***** Input records *****

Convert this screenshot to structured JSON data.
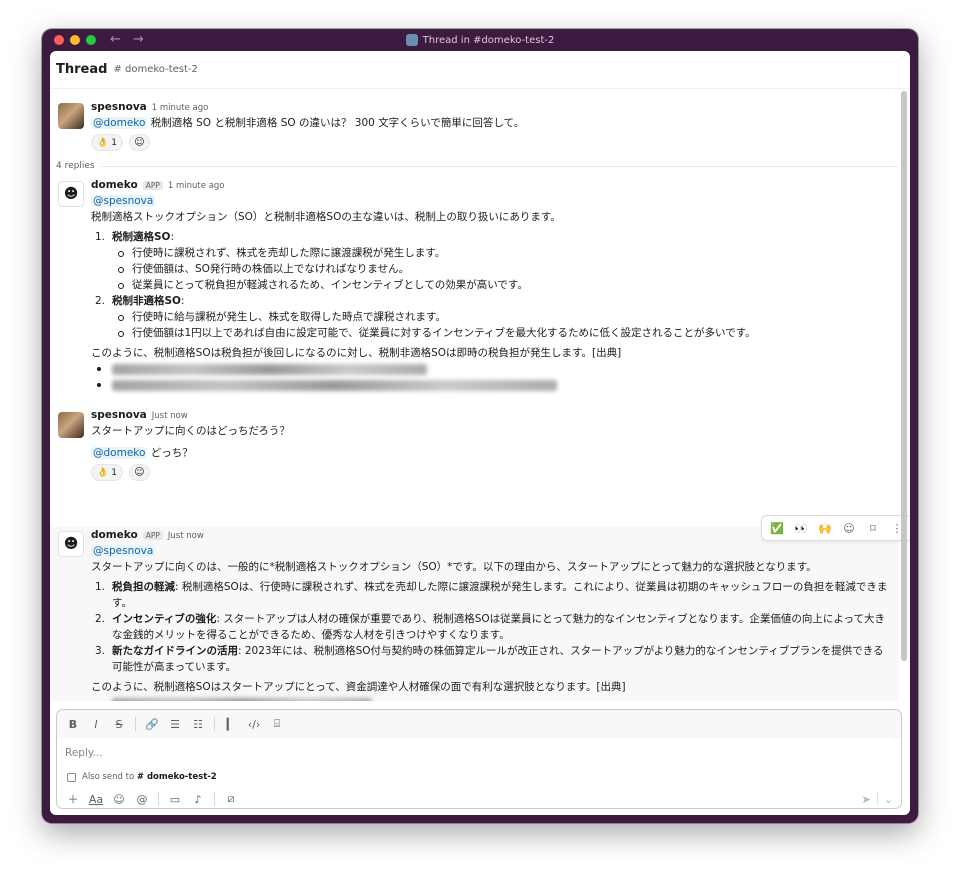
{
  "window": {
    "title": "Thread in #domeko-test-2",
    "back": "←",
    "forward": "→"
  },
  "header": {
    "title": "Thread",
    "channel": "# domeko-test-2"
  },
  "messages": [
    {
      "author": "spesnova",
      "time": "1 minute ago",
      "avatar": "photo-avatar",
      "mention": "@domeko",
      "text": " 税制適格 SO と税制非適格 SO の違いは？ 300 文字くらいで簡単に回答して。",
      "reactions": [
        {
          "emoji": "👌",
          "count": "1"
        }
      ]
    },
    {
      "author": "domeko",
      "badge": "APP",
      "time": "1 minute ago",
      "mention": "@spesnova",
      "intro": "税制適格ストックオプション（SO）と税制非適格SOの主な違いは、税制上の取り扱いにあります。",
      "items": [
        {
          "num": "1.",
          "title": "税制適格SO",
          "suffix": ":",
          "subs": [
            "行使時に課税されず、株式を売却した際に譲渡課税が発生します。",
            "行使価額は、SO発行時の株価以上でなければなりません。",
            "従業員にとって税負担が軽減されるため、インセンティブとしての効果が高いです。"
          ]
        },
        {
          "num": "2.",
          "title": "税制非適格SO",
          "suffix": ":",
          "subs": [
            "行使時に給与課税が発生し、株式を取得した時点で課税されます。",
            "行使価額は1円以上であれば自由に設定可能で、従業員に対するインセンティブを最大化するために低く設定されることが多いです。"
          ]
        }
      ],
      "conclusion": "このように、税制適格SOは税負担が後回しになるのに対し、税制非適格SOは即時の税負担が発生します。[出典]"
    },
    {
      "author": "spesnova",
      "time": "Just now",
      "line1": "スタートアップに向くのはどっちだろう？",
      "mention": "@domeko",
      "line2": " どっち？",
      "reactions": [
        {
          "emoji": "👌",
          "count": "1"
        }
      ]
    },
    {
      "author": "domeko",
      "badge": "APP",
      "time": "Just now",
      "mention": "@spesnova",
      "intro": "スタートアップに向くのは、一般的に*税制適格ストックオプション（SO）*です。以下の理由から、スタートアップにとって魅力的な選択肢となります。",
      "items": [
        {
          "num": "1.",
          "title": "税負担の軽減",
          "text": ": 税制適格SOは、行使時に課税されず、株式を売却した際に譲渡課税が発生します。これにより、従業員は初期のキャッシュフローの負担を軽減できます。"
        },
        {
          "num": "2.",
          "title": "インセンティブの強化",
          "text": ": スタートアップは人材の確保が重要であり、税制適格SOは従業員にとって魅力的なインセンティブとなります。企業価値の向上によって大きな金銭的メリットを得ることができるため、優秀な人材を引きつけやすくなります。"
        },
        {
          "num": "3.",
          "title": "新たなガイドラインの活用",
          "text": ": 2023年には、税制適格SO付与契約時の株価算定ルールが改正され、スタートアップがより魅力的なインセンティブプランを提供できる可能性が高まっています。"
        }
      ],
      "conclusion": "このように、税制適格SOはスタートアップにとって、資金調達や人材確保の面で有利な選択肢となります。[出典]"
    }
  ],
  "replies_count": "4 replies",
  "hover_actions": [
    "✅",
    "👀",
    "🙌",
    "add-reaction-icon",
    "bookmark-icon",
    "more-icon"
  ],
  "composer": {
    "placeholder": "Reply...",
    "also_send_prefix": "Also send to ",
    "also_send_channel": "# domeko-test-2",
    "format_buttons": [
      "bold-icon",
      "italic-icon",
      "strikethrough-icon",
      "link-icon",
      "ordered-list-icon",
      "bulleted-list-icon",
      "blockquote-icon",
      "code-icon",
      "code-block-icon"
    ],
    "bottom_buttons": [
      "plus-icon",
      "text-format-icon",
      "emoji-icon",
      "mention-icon",
      "video-icon",
      "microphone-icon",
      "slash-command-icon"
    ],
    "text_format_label": "Aa"
  },
  "colors": {
    "sidebar": "#3d1a3f",
    "mention_bg": "#e8f5fa",
    "mention_fg": "#1264a3"
  }
}
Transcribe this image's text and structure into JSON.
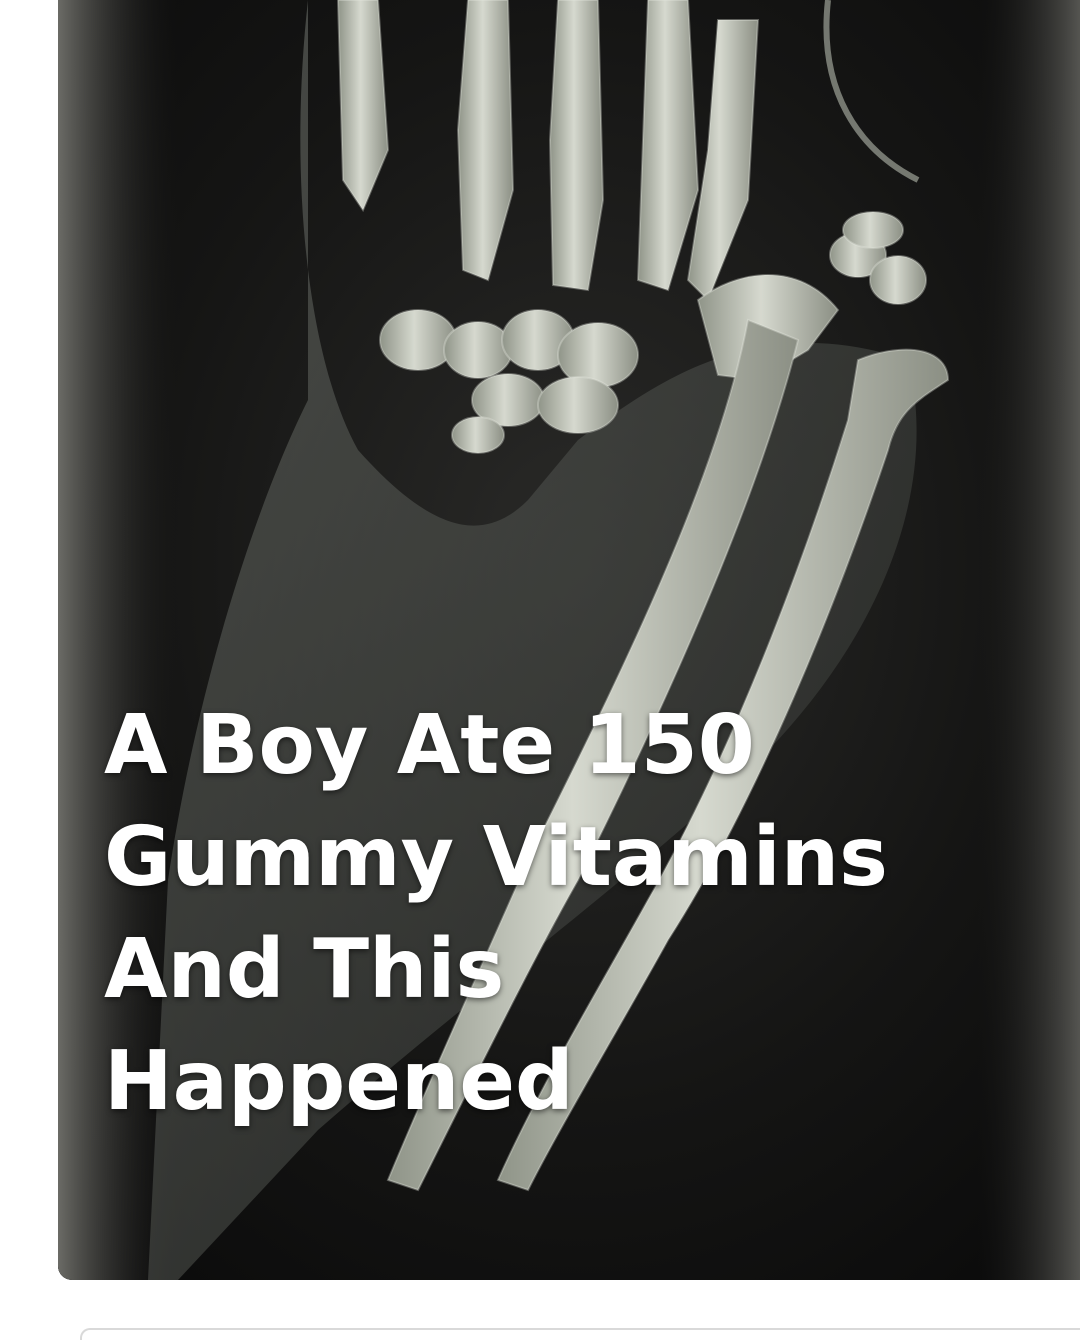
{
  "post": {
    "image_description_icon": "xray-forearm-image",
    "headline_lines": [
      "A Boy Ate 150",
      "Gummy Vitamins",
      "And This",
      "Happened"
    ]
  },
  "colors": {
    "page_background": "#ffffff",
    "card_background": "#121212",
    "headline_text": "#ffffff"
  }
}
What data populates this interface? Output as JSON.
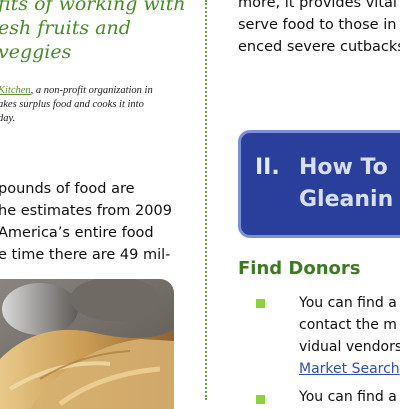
{
  "left_column": {
    "heading_lines": [
      "fits of working with",
      "esh fruits and veggies"
    ],
    "caption": {
      "link_text": "Kitchen",
      "line1_rest": ", a non-profit organization in",
      "line2": "akes surplus food and cooks it into",
      "line3": "day."
    },
    "body_lines": [
      "pounds of food are",
      "he estimates from 2009",
      "America’s entire food",
      "e time there are 49 mil-"
    ]
  },
  "right_column": {
    "body_lines": [
      "more, it provides vital",
      "serve food to those in",
      "enced severe cutbacks"
    ],
    "banner": {
      "number": "II.",
      "title_line1": "How To",
      "title_line2": "Gleanin"
    },
    "section_heading": "Find Donors",
    "list": [
      {
        "lines": [
          "You can find a",
          "contact the m",
          "vidual vendors"
        ],
        "link": "Market Search"
      },
      {
        "lines": [
          "You can find a"
        ]
      }
    ]
  },
  "colors": {
    "heading_green": "#4a8a2a",
    "section_green": "#3f7a21",
    "bullet_green": "#8cd13f",
    "banner_blue": "#2a3f9b",
    "banner_border": "#7d8fd6",
    "link_blue": "#2f4fb0"
  }
}
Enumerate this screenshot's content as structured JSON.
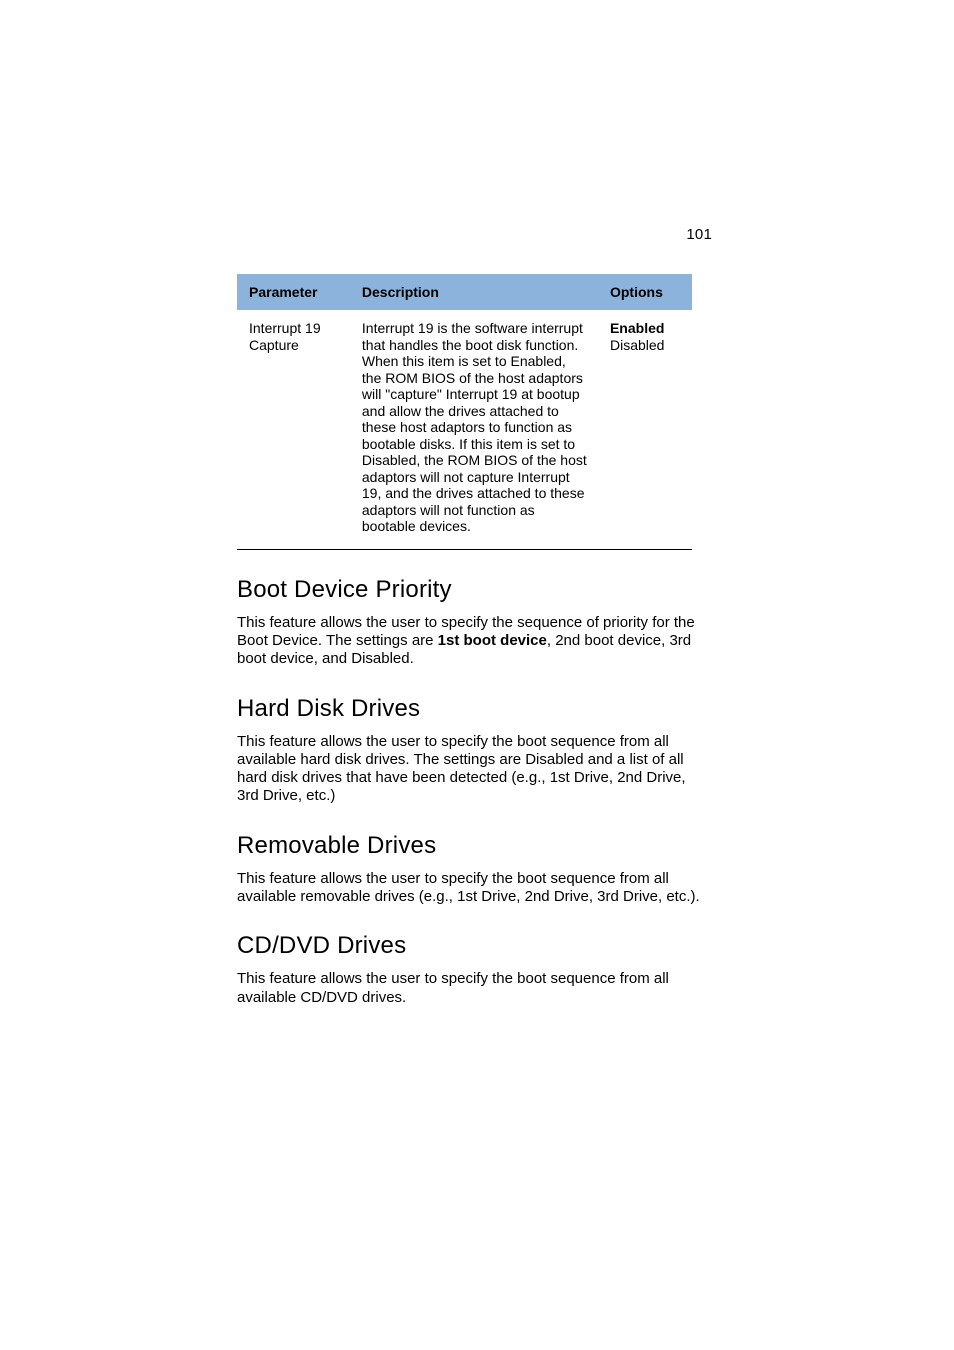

*****

Count every line in the entries above where the word "into" appears; respond with the number alone.

2